PROBLEM STATEMENT
Each entry below should be written out exactly as it is, with no pictures.

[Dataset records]
======
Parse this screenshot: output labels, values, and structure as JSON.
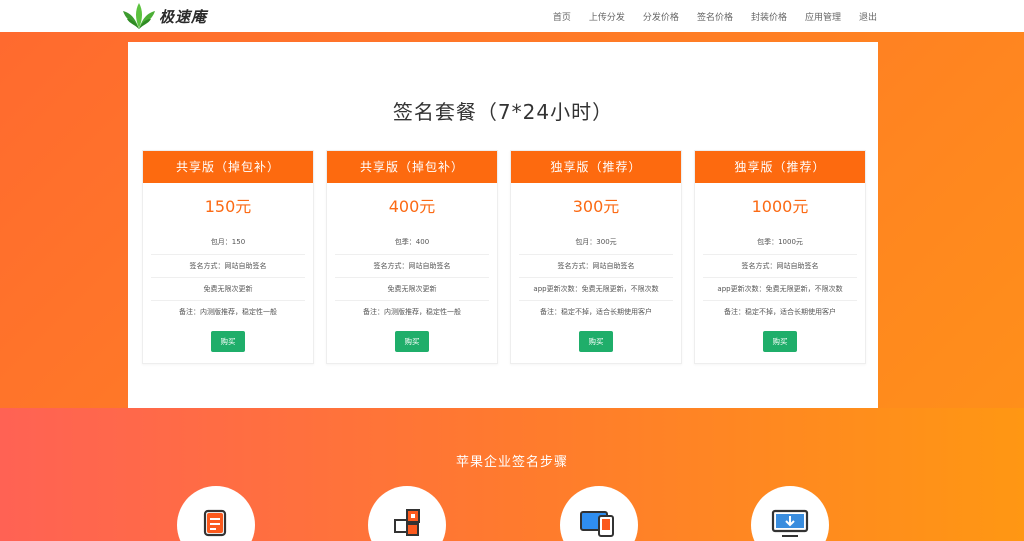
{
  "brand": {
    "name": "极速庵",
    "logo_icon": "leaf-logo-icon"
  },
  "nav": {
    "items": [
      {
        "label": "首页"
      },
      {
        "label": "上传分发"
      },
      {
        "label": "分发价格"
      },
      {
        "label": "签名价格"
      },
      {
        "label": "封装价格"
      },
      {
        "label": "应用管理"
      },
      {
        "label": "退出"
      }
    ]
  },
  "main": {
    "title": "签名套餐（7*24小时）",
    "plans": [
      {
        "name": "共享版（掉包补）",
        "price": "150元",
        "rows": [
          "包月：150",
          "签名方式：网站自助签名",
          "免费无限次更新",
          "备注：内测版推荐，稳定性一般"
        ],
        "buy_label": "购买"
      },
      {
        "name": "共享版（掉包补）",
        "price": "400元",
        "rows": [
          "包季：400",
          "签名方式：网站自助签名",
          "免费无限次更新",
          "备注：内测版推荐，稳定性一般"
        ],
        "buy_label": "购买"
      },
      {
        "name": "独享版（推荐）",
        "price": "300元",
        "rows": [
          "包月：300元",
          "签名方式：网站自助签名",
          "app更新次数：免费无限更新，不限次数",
          "备注：稳定不掉，适合长期使用客户"
        ],
        "buy_label": "购买"
      },
      {
        "name": "独享版（推荐）",
        "price": "1000元",
        "rows": [
          "包季：1000元",
          "签名方式：网站自助签名",
          "app更新次数：免费无限更新，不限次数",
          "备注：稳定不掉，适合长期使用客户"
        ],
        "buy_label": "购买"
      }
    ]
  },
  "steps": {
    "title": "苹果企业签名步骤",
    "icons": [
      "document-edit-icon",
      "grid-blocks-icon",
      "devices-icon",
      "monitor-download-icon"
    ]
  },
  "colors": {
    "accent": "#fd6a0f",
    "buy": "#1fae6a",
    "icon_orange": "#fb5a1e"
  }
}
======
CORRECT RESPONSE
Parse this screenshot: output labels, values, and structure as JSON.
{
  "brand": {
    "name": "极速庵",
    "logo_icon": "leaf-logo-icon"
  },
  "nav": {
    "items": [
      {
        "label": "首页"
      },
      {
        "label": "上传分发"
      },
      {
        "label": "分发价格"
      },
      {
        "label": "签名价格"
      },
      {
        "label": "封装价格"
      },
      {
        "label": "应用管理"
      },
      {
        "label": "退出"
      }
    ]
  },
  "main": {
    "title": "签名套餐（7*24小时）",
    "plans": [
      {
        "name": "共享版（掉包补）",
        "price": "150元",
        "rows": [
          "包月：150",
          "签名方式：网站自助签名",
          "免费无限次更新",
          "备注：内测版推荐，稳定性一般"
        ],
        "buy_label": "购买"
      },
      {
        "name": "共享版（掉包补）",
        "price": "400元",
        "rows": [
          "包季：400",
          "签名方式：网站自助签名",
          "免费无限次更新",
          "备注：内测版推荐，稳定性一般"
        ],
        "buy_label": "购买"
      },
      {
        "name": "独享版（推荐）",
        "price": "300元",
        "rows": [
          "包月：300元",
          "签名方式：网站自助签名",
          "app更新次数：免费无限更新，不限次数",
          "备注：稳定不掉，适合长期使用客户"
        ],
        "buy_label": "购买"
      },
      {
        "name": "独享版（推荐）",
        "price": "1000元",
        "rows": [
          "包季：1000元",
          "签名方式：网站自助签名",
          "app更新次数：免费无限更新，不限次数",
          "备注：稳定不掉，适合长期使用客户"
        ],
        "buy_label": "购买"
      }
    ]
  },
  "steps": {
    "title": "苹果企业签名步骤",
    "icons": [
      "document-edit-icon",
      "grid-blocks-icon",
      "devices-icon",
      "monitor-download-icon"
    ]
  },
  "colors": {
    "accent": "#fd6a0f",
    "buy": "#1fae6a",
    "icon_orange": "#fb5a1e"
  }
}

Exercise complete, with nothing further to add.